Data for this exercise =>
## begin

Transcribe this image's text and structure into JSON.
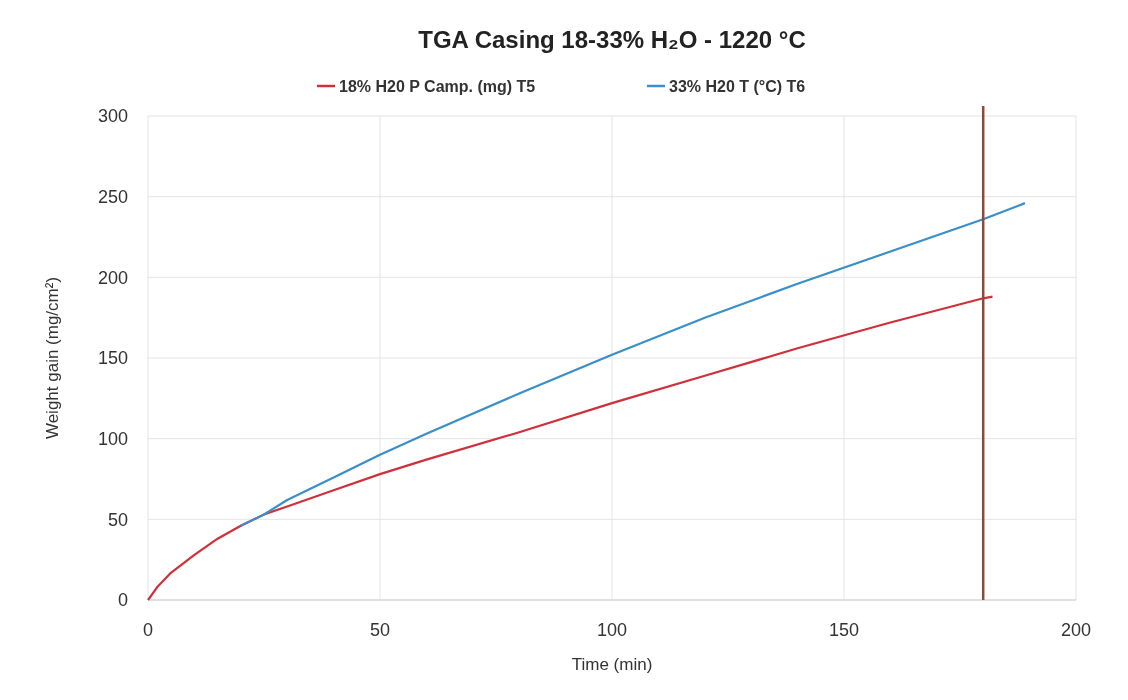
{
  "chart_data": {
    "type": "line",
    "title": "TGA Casing 18-33% H₂O - 1220 °C",
    "xlabel": "Time (min)",
    "ylabel": "Weight gain (mg/cm²)",
    "xlim": [
      0,
      200
    ],
    "xticks": [
      0,
      50,
      100,
      150,
      200
    ],
    "ylim": [
      0,
      300
    ],
    "yticks": [
      0,
      50,
      100,
      150,
      200,
      250,
      300
    ],
    "grid": true,
    "legend": "top",
    "line_style": "solid",
    "ref_lines": [
      {
        "axis": "x",
        "value": 180,
        "color": "#8b4a3a"
      }
    ],
    "series": [
      {
        "name": "18% H20 P Camp. (mg) T5",
        "color": "#d0303a",
        "x": [
          0,
          2,
          5,
          10,
          15,
          20,
          25,
          30,
          40,
          50,
          60,
          80,
          100,
          120,
          140,
          160,
          180,
          182
        ],
        "values": [
          0,
          8,
          17,
          28,
          38,
          46,
          53,
          58,
          68,
          78,
          87,
          104,
          122,
          139,
          156,
          172,
          187,
          188
        ]
      },
      {
        "name": "33% H20 T (°C) T6",
        "color": "#3a8fc8",
        "x": [
          20,
          25,
          30,
          40,
          50,
          60,
          80,
          100,
          120,
          140,
          160,
          180,
          189
        ],
        "values": [
          46,
          53,
          62,
          76,
          90,
          103,
          128,
          152,
          175,
          196,
          216,
          236,
          246
        ]
      }
    ]
  }
}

## end

Prompt => Copy out each line in the preceding records that contains "name".

Solution below =>
        "name": "18% H20 P Camp. (mg) T5",
        "name": "33% H20 T (°C) T6",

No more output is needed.